(Extracted data entries)
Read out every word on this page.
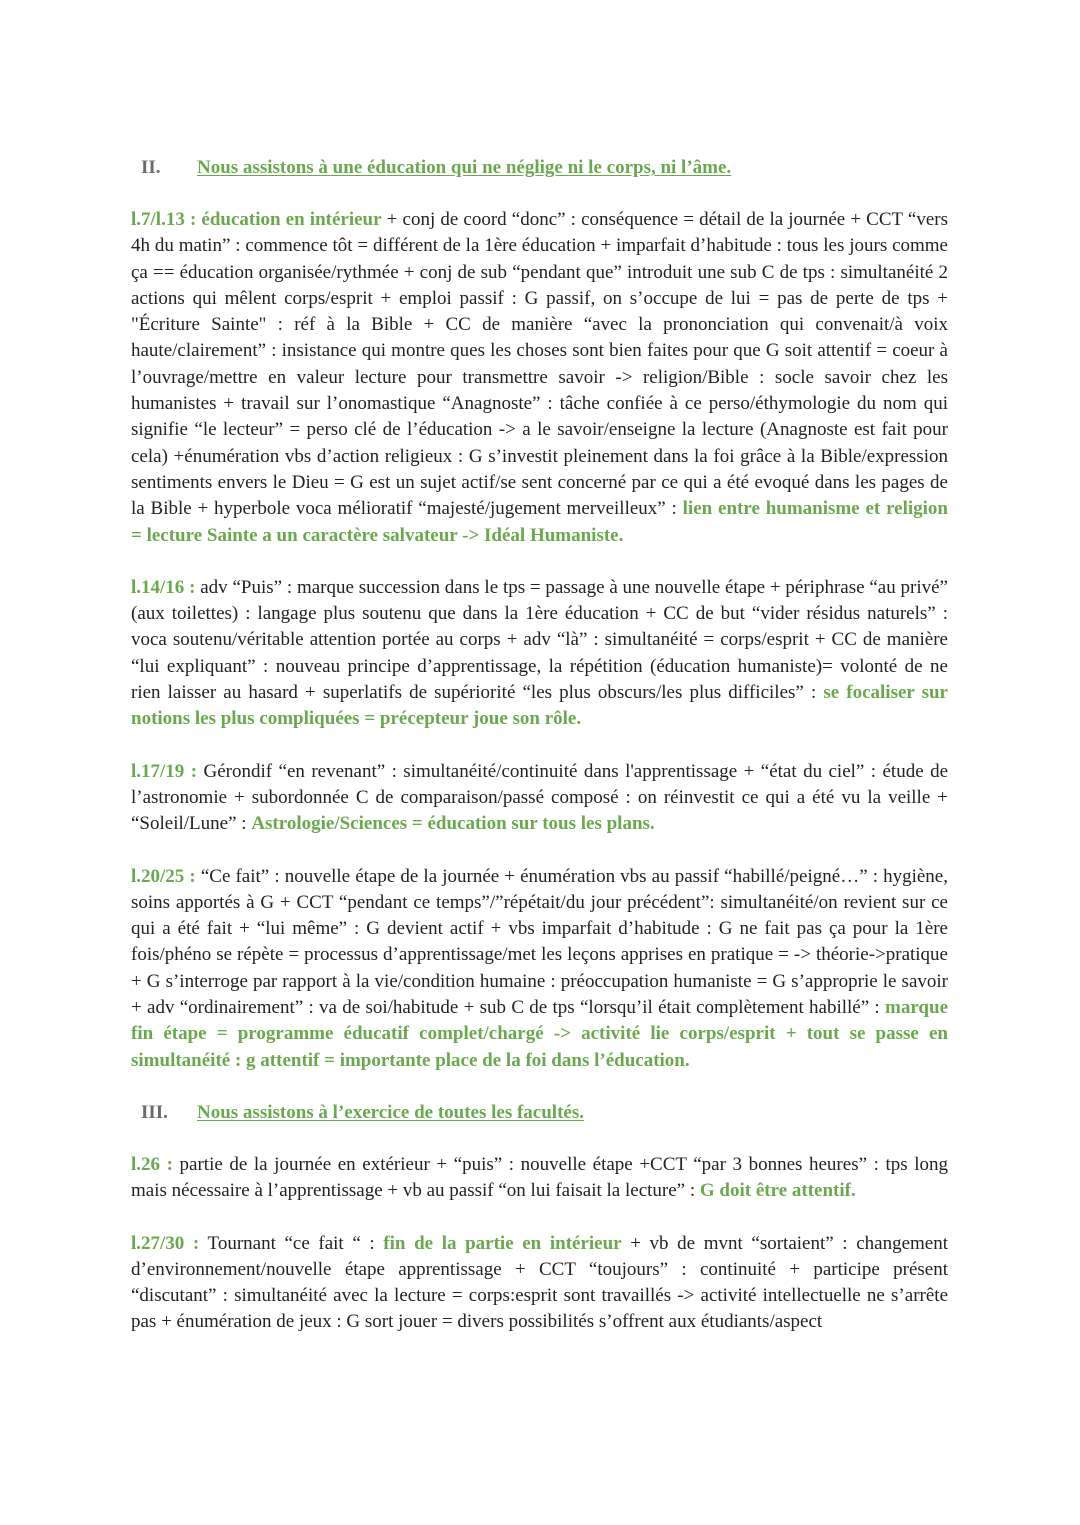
II.	Nous assistons à une éducation qui ne néglige ni le corps, ni l’âme.

l.7/l.13 : éducation en intérieur + conj de coord “donc” : conséquence = détail de la journée + CCT “vers 4h du matin” : commence tôt = différent de la 1ère éducation + imparfait d’habitude : tous les jours comme ça == éducation organisée/rythmée + conj de sub “pendant que” introduit une sub C de tps : simultanéité 2 actions qui mêlent corps/esprit + emploi passif : G passif, on s’occupe de lui = pas de perte de tps + "Écriture Sainte" : réf à la Bible + CC de manière “avec la prononciation qui convenait/à voix haute/clairement” : insistance qui montre ques les choses sont bien faites pour que G soit attentif = coeur à l’ouvrage/mettre en valeur lecture pour transmettre savoir -> religion/Bible : socle savoir chez les humanistes + travail sur l’onomastique “Anagnoste” : tâche confiée à ce perso/éthymologie du nom qui signifie “le lecteur” = perso clé de l’éducation -> a le savoir/enseigne la lecture (Anagnoste est fait pour cela) +énumération vbs d’action religieux : G s’investit pleinement dans la foi grâce à la Bible/expression sentiments envers le Dieu = G est un sujet actif/se sent concerné par ce qui a été evoqué dans les pages de la Bible + hyperbole voca mélioratif “majesté/jugement merveilleux” : lien entre humanisme et religion = lecture Sainte a un caractère salvateur -> Idéal Humaniste.

l.14/16 : adv “Puis” : marque succession dans le tps = passage à une nouvelle étape + périphrase “au privé” (aux toilettes) : langage plus soutenu que dans la 1ère éducation + CC de but “vider résidus naturels” : voca soutenu/véritable attention portée au corps + adv “là” : simultanéité = corps/esprit + CC de manière “lui expliquant” : nouveau principe d’apprentissage, la répétition (éducation humaniste)= volonté de ne rien laisser au hasard + superlatifs de supériorité “les plus obscurs/les plus difficiles” : se focaliser sur notions les plus compliquées = précepteur joue son rôle.

l.17/19 : Gérondif “en revenant” : simultanéité/continuité dans l'apprentissage + “état du ciel” : étude de l’astronomie + subordonnée C de comparaison/passé composé : on réinvestit ce qui a été vu la veille + “Soleil/Lune” : Astrologie/Sciences = éducation sur tous les plans.

l.20/25 : “Ce fait” : nouvelle étape de la journée + énumération vbs au passif “habillé/peigné…” : hygiène, soins apportés à G + CCT “pendant ce temps”/”répétait/du jour précédent”: simultanéité/on revient sur ce qui a été fait + “lui même” : G devient actif + vbs imparfait d’habitude : G ne fait pas ça pour la 1ère fois/phéno se répète = processus d’apprentissage/met les leçons apprises en pratique = -> théorie->pratique + G s’interroge par rapport à la vie/condition humaine : préoccupation humaniste = G s’approprie le savoir + adv “ordinairement” : va de soi/habitude + sub C de tps “lorsqu’il était complètement habillé” : marque fin étape = programme éducatif complet/chargé -> activité lie corps/esprit + tout se passe en simultanéité : g attentif = importante place de la foi dans l’éducation.

III.	Nous assistons à l’exercice de toutes les facultés.

l.26 : partie de la journée en extérieur + “puis” : nouvelle étape +CCT “par 3 bonnes heures” : tps long mais nécessaire à l’apprentissage + vb au passif “on lui faisait la lecture” : G doit être attentif.

l.27/30 : Tournant “ce fait “ : fin de la partie en intérieur + vb de mvnt “sortaient” : changement d’environnement/nouvelle étape apprentissage + CCT “toujours” : continuité + participe présent “discutant” : simultanéité avec la lecture = corps:esprit sont travaillés -> activité intellectuelle ne s’arrête pas + énumération de jeux : G sort jouer = divers possibilités s’offrent aux étudiants/aspect
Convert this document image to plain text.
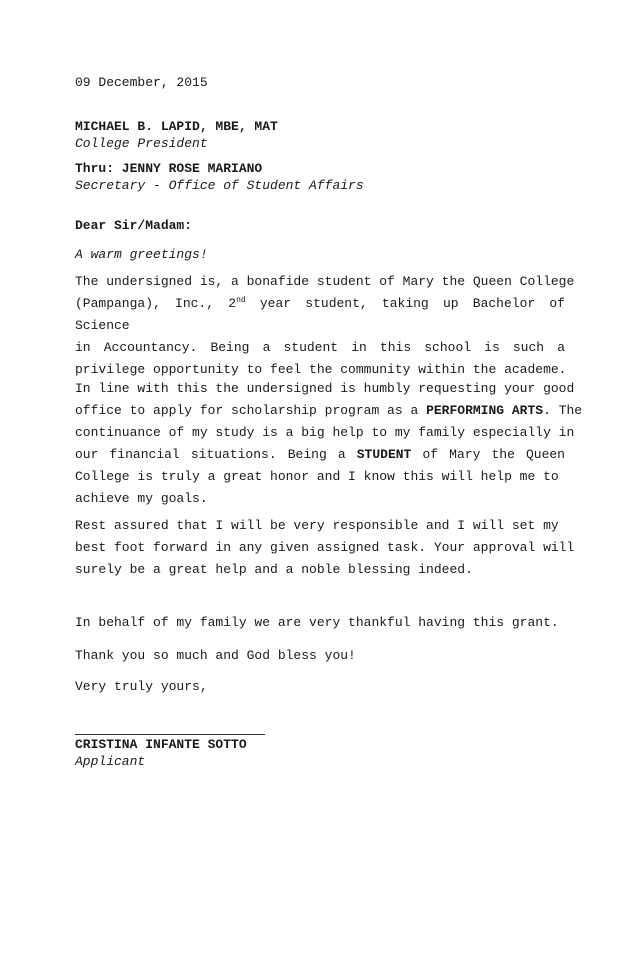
09 December, 2015

MICHAEL B. LAPID, MBE, MAT
College President
Thru: JENNY ROSE MARIANO
Secretary - Office of Student Affairs

Dear Sir/Madam:

A warm greetings!

The undersigned is, a bonafide student of Mary the Queen College
(Pampanga), Inc., 2nd year student, taking up Bachelor of Science
in Accountancy. Being a student in this school is such a
privilege opportunity to feel the community within the academe.
In line with this the undersigned is humbly requesting your good
office to apply for scholarship program as a PERFORMING ARTS. The
continuance of my study is a big help to my family especially in
our financial situations. Being a STUDENT of Mary the Queen
College is truly a great honor and I know this will help me to
achieve my goals.
Rest assured that I will be very responsible and I will set my
best foot forward in any given assigned task. Your approval will
surely be a great help and a noble blessing indeed.

In behalf of my family we are very thankful having this grant.

Thank you so much and God bless you!

Very truly yours,

CRISTINA INFANTE SOTTO
Applicant
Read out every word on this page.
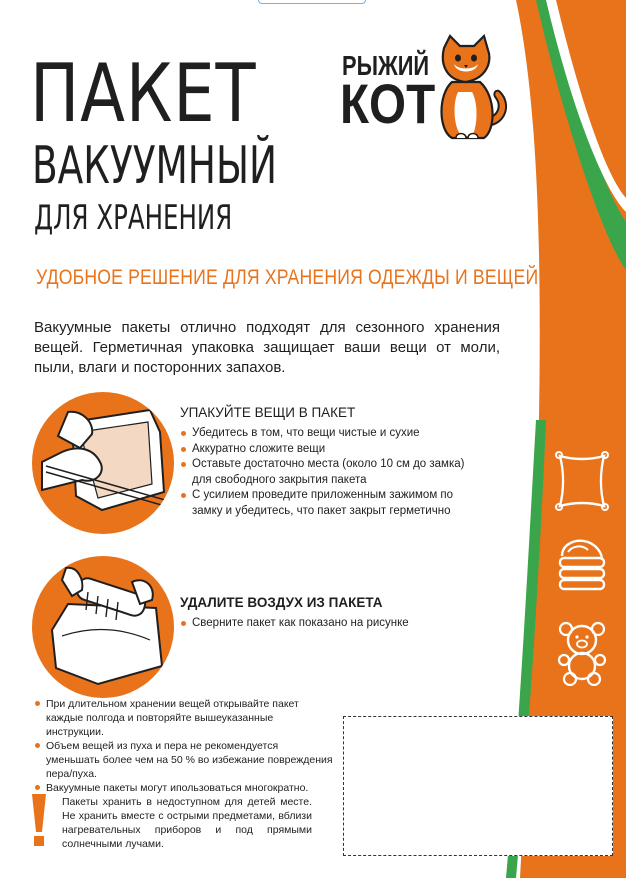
ПАКЕТ
ВАКУУМНЫЙ
ДЛЯ ХРАНЕНИЯ
РЫЖИЙ
КОТ
УДОБНОЕ РЕШЕНИЕ ДЛЯ ХРАНЕНИЯ ОДЕЖДЫ И ВЕЩЕЙ

Вакуумные пакеты отлично подходят для сезонного хранения вещей. Герметичная упаковка защищает ваши вещи от моли, пыли, влаги и посторонних запахов.

УПАКУЙТЕ ВЕЩИ В ПАКЕТ
Убедитесь в том, что вещи чистые и сухие
Аккуратно сложите вещи
Оставьте достаточно места (около 10 см до замка) для свободного закрытия пакета
С усилием проведите приложенным зажимом по замку и убедитесь, что пакет закрыт герметично
УДАЛИТЕ ВОЗДУХ ИЗ ПАКЕТА
Сверните пакет как показано на рисунке
При длительном хранении вещей открывайте пакет каждые полгода и повторяйте вышеуказанные инструкции.
Объем вещей из пуха и пера не рекомендуется уменьшать более чем на 50 % во избежание повреждения пера/пуха.
Вакуумные пакеты могут ипользоваться многократно.

Пакеты хранить в недоступном для детей месте. Не хранить вместе с острыми предметами, вблизи нагревательных приборов и под прямыми солнечными лучами.
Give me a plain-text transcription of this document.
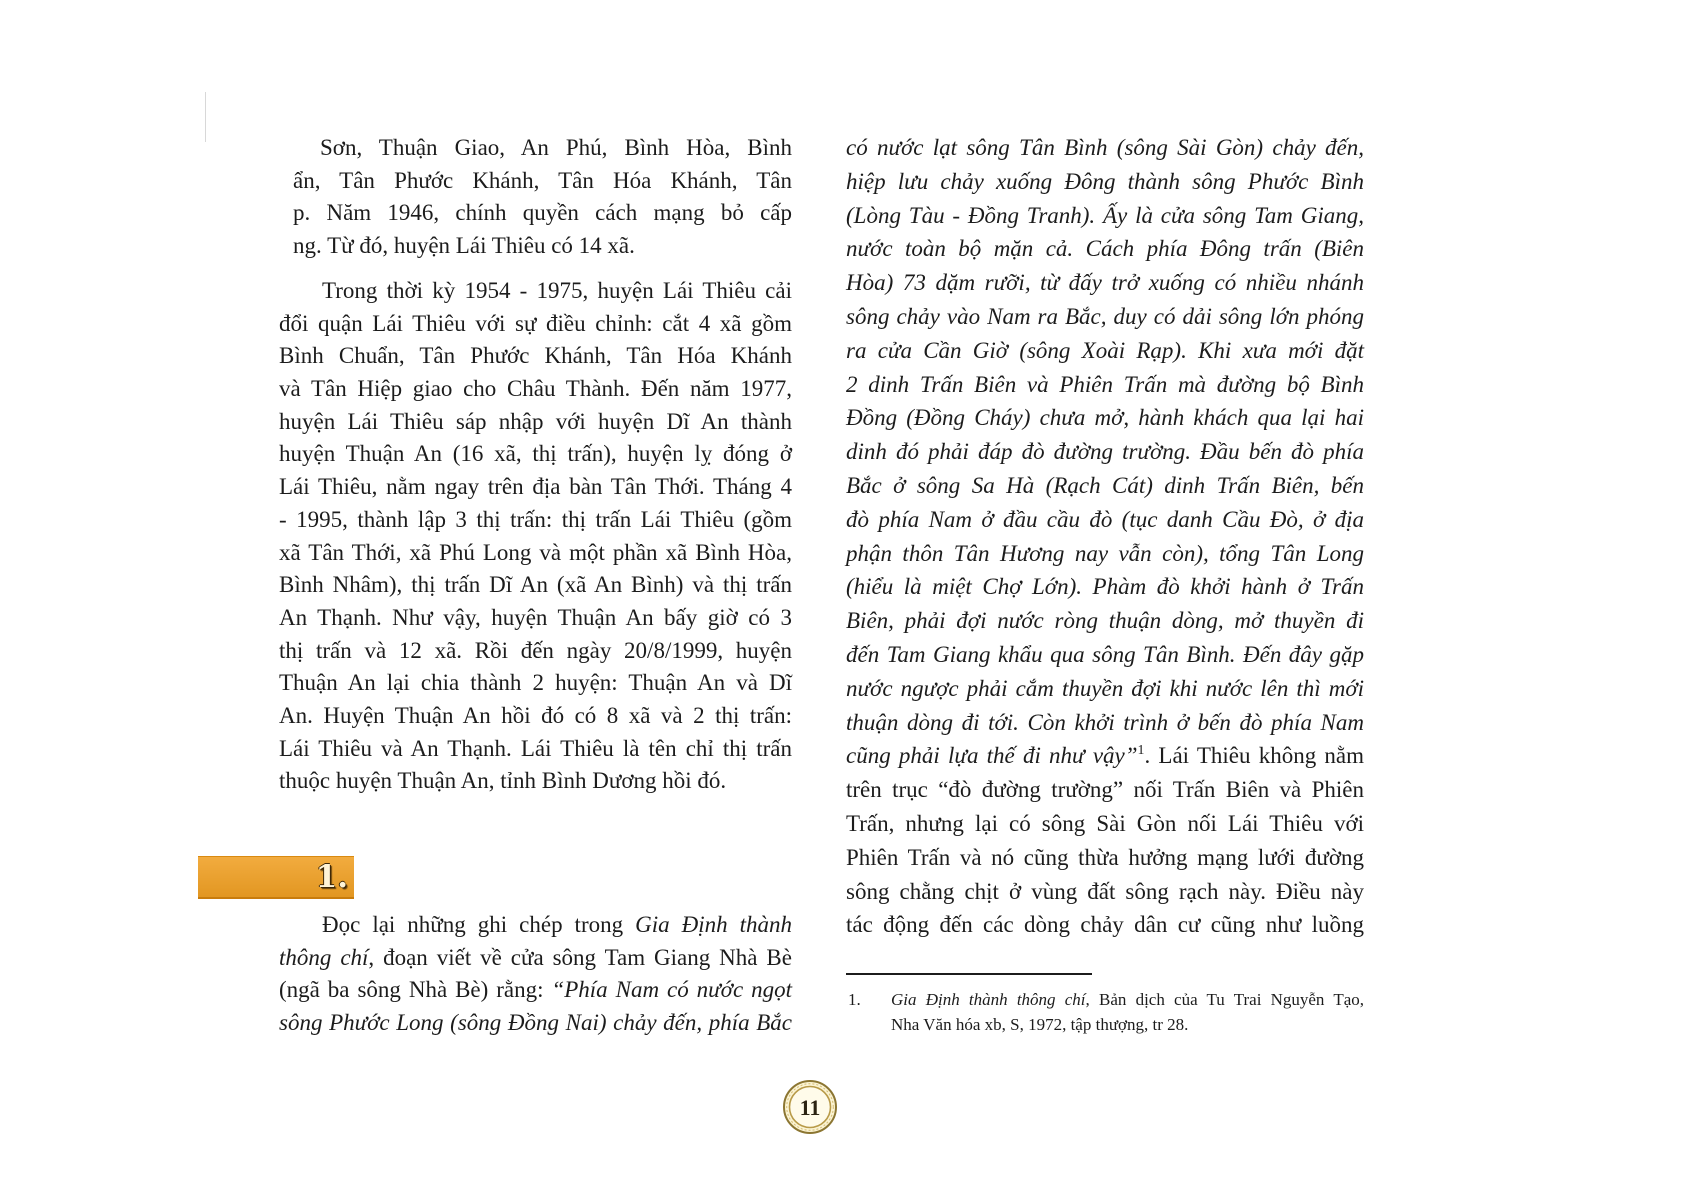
Sơn, Thuận Giao, An Phú, Bình Hòa, Bình
ẩn, Tân Phước Khánh, Tân Hóa Khánh, Tân
p. Năm 1946, chính quyền cách mạng bỏ cấp
ng. Từ đó, huyện Lái Thiêu có 14 xã.
Trong thời kỳ 1954 - 1975, huyện Lái Thiêu cải
đổi quận Lái Thiêu với sự điều chỉnh: cắt 4 xã gồm
Bình Chuẩn, Tân Phước Khánh, Tân Hóa Khánh
và Tân Hiệp giao cho Châu Thành. Đến năm 1977,
huyện Lái Thiêu sáp nhập với huyện Dĩ An thành
huyện Thuận An (16 xã, thị trấn), huyện lỵ đóng ở
Lái Thiêu, nằm ngay trên địa bàn Tân Thới. Tháng 4
- 1995, thành lập 3 thị trấn: thị trấn Lái Thiêu (gồm
xã Tân Thới, xã Phú Long và một phần xã Bình Hòa,
Bình Nhâm), thị trấn Dĩ An (xã An Bình) và thị trấn
An Thạnh. Như vậy, huyện Thuận An bấy giờ có 3
thị trấn và 12 xã. Rồi đến ngày 20/8/1999, huyện
Thuận An lại chia thành 2 huyện: Thuận An và Dĩ
An. Huyện Thuận An hồi đó có 8 xã và 2 thị trấn:
Lái Thiêu và An Thạnh. Lái Thiêu là tên chỉ thị trấn
thuộc huyện Thuận An, tỉnh Bình Dương hồi đó.
1.
Đọc lại những ghi chép trong Gia Định thành
thông chí, đoạn viết về cửa sông Tam Giang Nhà Bè
(ngã ba sông Nhà Bè) rằng: “Phía Nam có nước ngọt
sông Phước Long (sông Đồng Nai) chảy đến, phía Bắc
có nước lạt sông Tân Bình (sông Sài Gòn) chảy đến,
hiệp lưu chảy xuống Đông thành sông Phước Bình
(Lòng Tàu - Đồng Tranh). Ấy là cửa sông Tam Giang,
nước toàn bộ mặn cả. Cách phía Đông trấn (Biên
Hòa) 73 dặm rưỡi, từ đấy trở xuống có nhiều nhánh
sông chảy vào Nam ra Bắc, duy có dải sông lớn phóng
ra cửa Cần Giờ (sông Xoài Rạp). Khi xưa mới đặt
2 dinh Trấn Biên và Phiên Trấn mà đường bộ Bình
Đồng (Đồng Cháy) chưa mở, hành khách qua lại hai
dinh đó phải đáp đò đường trường. Đầu bến đò phía
Bắc ở sông Sa Hà (Rạch Cát) dinh Trấn Biên, bến
đò phía Nam ở đầu cầu đò (tục danh Cầu Đò, ở địa
phận thôn Tân Hương nay vẫn còn), tổng Tân Long
(hiểu là miệt Chợ Lớn). Phàm đò khởi hành ở Trấn
Biên, phải đợi nước ròng thuận dòng, mở thuyền đi
đến Tam Giang khẩu qua sông Tân Bình. Đến đây gặp
nước ngược phải cắm thuyền đợi khi nước lên thì mới
thuận dòng đi tới. Còn khởi trình ở bến đò phía Nam
cũng phải lựa thế đi như vậy”$^1$. Lái Thiêu không nằm
trên trục “đò đường trường” nối Trấn Biên và Phiên
Trấn, nhưng lại có sông Sài Gòn nối Lái Thiêu với
Phiên Trấn và nó cũng thừa hưởng mạng lưới đường
sông chằng chịt ở vùng đất sông rạch này. Điều này
tác động đến các dòng chảy dân cư cũng như luồng
1. Gia Định thành thông chí, Bản dịch của Tu Trai Nguyễn Tạo,
Nha Văn hóa xb, S, 1972, tập thượng, tr 28.
11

| The request |
From the listing, copy each line containing the word "trường".

| Full solution |
dinh đó phải đáp đò đường trường. Đầu bến đò phía
trên trục “đò đường trường” nối Trấn Biên và Phiên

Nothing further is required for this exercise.